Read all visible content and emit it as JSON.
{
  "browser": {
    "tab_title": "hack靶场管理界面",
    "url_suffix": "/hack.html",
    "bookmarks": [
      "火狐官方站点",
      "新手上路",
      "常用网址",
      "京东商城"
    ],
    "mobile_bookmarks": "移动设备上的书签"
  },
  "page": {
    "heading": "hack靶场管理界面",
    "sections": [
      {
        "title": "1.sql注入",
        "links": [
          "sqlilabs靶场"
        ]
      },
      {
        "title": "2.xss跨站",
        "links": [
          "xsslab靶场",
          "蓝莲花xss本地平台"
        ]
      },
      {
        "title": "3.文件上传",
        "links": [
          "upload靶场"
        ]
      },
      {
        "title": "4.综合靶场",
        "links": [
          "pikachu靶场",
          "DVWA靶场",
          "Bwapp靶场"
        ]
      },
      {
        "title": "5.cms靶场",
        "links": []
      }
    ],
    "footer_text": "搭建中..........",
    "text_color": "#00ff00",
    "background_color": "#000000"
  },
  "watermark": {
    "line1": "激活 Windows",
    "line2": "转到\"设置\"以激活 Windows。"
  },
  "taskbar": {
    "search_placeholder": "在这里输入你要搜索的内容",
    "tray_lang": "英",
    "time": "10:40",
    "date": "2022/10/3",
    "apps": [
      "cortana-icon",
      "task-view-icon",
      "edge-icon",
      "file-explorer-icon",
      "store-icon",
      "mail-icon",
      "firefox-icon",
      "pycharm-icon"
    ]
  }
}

#### [Work to do]
Please set down all the data word for word.

#### [Finished answer]
Read all visible content and emit it as JSON.
{
  "browser": {
    "tab_title": "hack靶场管理界面",
    "url_suffix": "/hack.html",
    "bookmarks": [
      "火狐官方站点",
      "新手上路",
      "常用网址",
      "京东商城"
    ],
    "mobile_bookmarks": "移动设备上的书签"
  },
  "page": {
    "heading": "hack靶场管理界面",
    "sections": [
      {
        "title": "1.sql注入",
        "links": [
          "sqlilabs靶场"
        ]
      },
      {
        "title": "2.xss跨站",
        "links": [
          "xsslab靶场",
          "蓝莲花xss本地平台"
        ]
      },
      {
        "title": "3.文件上传",
        "links": [
          "upload靶场"
        ]
      },
      {
        "title": "4.综合靶场",
        "links": [
          "pikachu靶场",
          "DVWA靶场",
          "Bwapp靶场"
        ]
      },
      {
        "title": "5.cms靶场",
        "links": []
      }
    ],
    "footer_text": "搭建中..........",
    "text_color": "#00ff00",
    "background_color": "#000000"
  },
  "watermark": {
    "line1": "激活 Windows",
    "line2": "转到\"设置\"以激活 Windows。"
  },
  "taskbar": {
    "search_placeholder": "在这里输入你要搜索的内容",
    "tray_lang": "英",
    "time": "10:40",
    "date": "2022/10/3",
    "apps": [
      "cortana-icon",
      "task-view-icon",
      "edge-icon",
      "file-explorer-icon",
      "store-icon",
      "mail-icon",
      "firefox-icon",
      "pycharm-icon"
    ]
  }
}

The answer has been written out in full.